EXERCICES À TRAITER
**a)** Recopiez à l'identique le passage du texte sur la garantie décennale qui va de "Par jugement en" à "actes de vente.".
**b)** D'après le texte sur la garantie décennale, répondez brièvement aux questions suivantes :
(i) À quelle date le nouvel acquéreur a-t-il assigné le maître d'œuvre et son assureur ?
(ii) À quelle date la société civile immobilière a-t-elle interjeté appel du jugement ?
(iii) Quelle cour d'appel la Cour de cassation a-t-elle suivie ?

TEXTE AFFICHÉ
================
Garantie décennale et propriétaires successifs

La décision de la Cour de Cassation pourrait être résumé de la manière suivante: les acquéreurs successifs d’un immeuble peuvent agir contre les constructeurs sur le fondement de la garantie décennale, accessoire de l’immeuble.

En l’espèce, une société civile immobilière a fait édifier des immeubles par des constructeurs, assurés auprès d’une société d’assurance. Les opérations de réception ont respectivement eu lieu les 20 août 1987, 15 décembre 1988 et 9 mai 1989. Les immeubles ont été ensuite vendus à une autre société civile immobilière par actes des 26 mai 1998 et 18 septembre 1999. Le nouvel acquéreur a assigné le 22 août 2002, le maître d’œuvre et son assureur en réparation de désordres ayant fait l’objet de déclarations de sinistre le 13 février 1991 et en décembre 1997. L’assureur du maître d’œuvre a conclu à l’irrecevabilité de la demande pour défaut de droit d’agir et prescription, qui sont les deux points dont les juges ont eu à connaître.

Par jugement en date du 20 mai 2005, le tribunal, après avoir déclaré irrecevables les exceptions soulevées, tirées de la prescription de la garantie décennale et du défaut de mise en cause des constructeurs, a débouté la société civile immobilière de sa demande en considérant que l’action en garantie décennale ne lui avait pas été transmise, s’agissant des désordres déjà constatés, faute de clause expresse en ce sens dans les actes de vente.

La société civile immobilière a donc régulièrement interjeté appel de ce jugement le 15 juin 2006.

La Cour de cassation a suivi la cour d’appel d’Orléans (Orléans 14 mai 2007, n° 06-01737) en décidant que  » les acquéreurs successifs d’un immeuble sont recevables à agir contre les constructeurs sur le fondement de la garantie décennale qui accompagne, en tant qu’accessoire, l’immeuble, nonobstant la connaissance, par les acquéreurs, des vices de celui-ci lors de la signature de l’acte de vente et l’absence, dans ce dernier, de clause leur réservant un tel recours à moins que le vendeur ne puisse invoquer un préjudice personnel lui conférant un intérêt direct et certain à agir « .

Ainsi, la Cour reprend une jurisprudence qui admettait déjà que l’action en responsabilité pourra être exercée soit par le maître de l’ouvrage, soit par ses acquéreurs successifs, et ce, malgré la connaissance par ces acquéreurs des vices de l’ouvrage, lors de la signature de l’acte de vente et en l’absence, dans ce dernier cas, de clause prévoyant un tel recours (Civ. 3e, 28 oct. 1975, Bull. civ. III, n° 311).
================
DONNÉES BRUTES
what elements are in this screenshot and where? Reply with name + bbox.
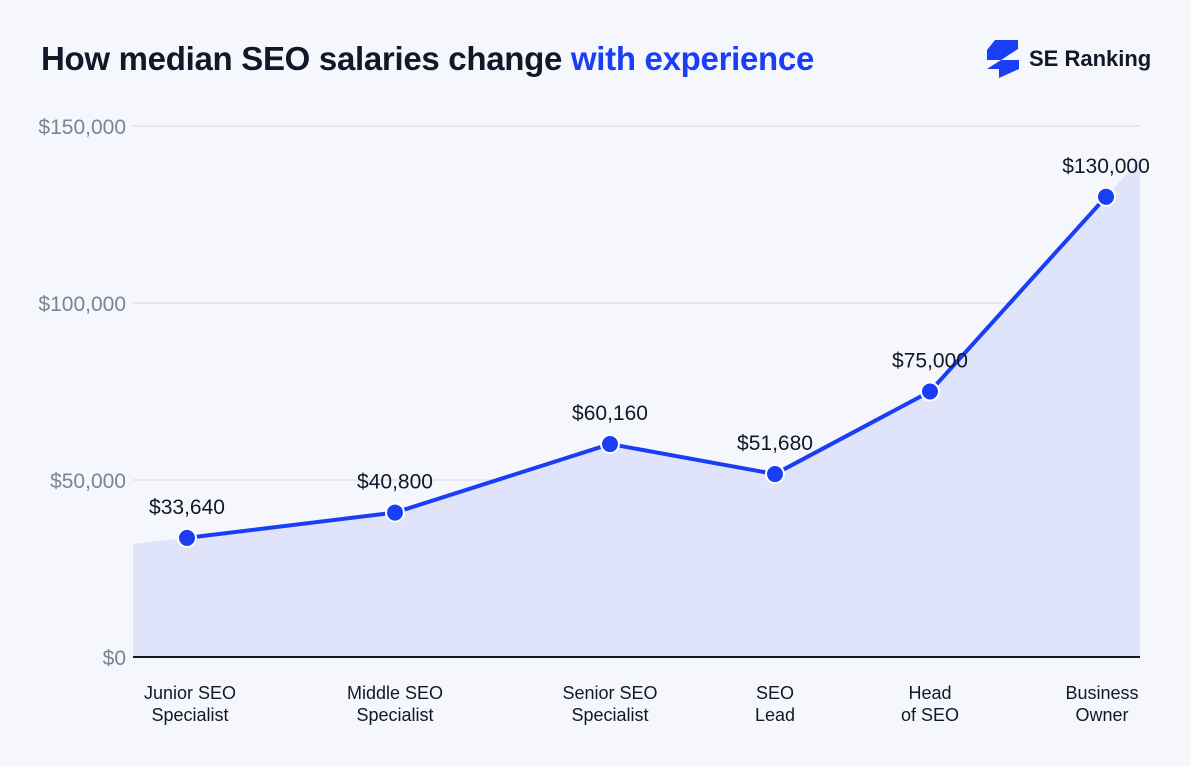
================
RÉPONSES PAR EXERCICE
**a)**
Par jugement en date du 20 mai 2005, le tribunal, après avoir déclaré irrecevables les exceptions soulevées, tirées de la prescription de la garantie décennale et du défaut de mise en cause des constructeurs, a débouté la société civile immobilière de sa demande en considérant que l’action en garantie décennale ne lui avait pas été transmise, s’agissant des désordres déjà constatés, faute de clause expresse en ce sens dans les actes de vente.

**b)**
(i) Le 22 août 2002.
(ii) Le 15 juin 2006.
(iii) La cour d'appel d'Orléans.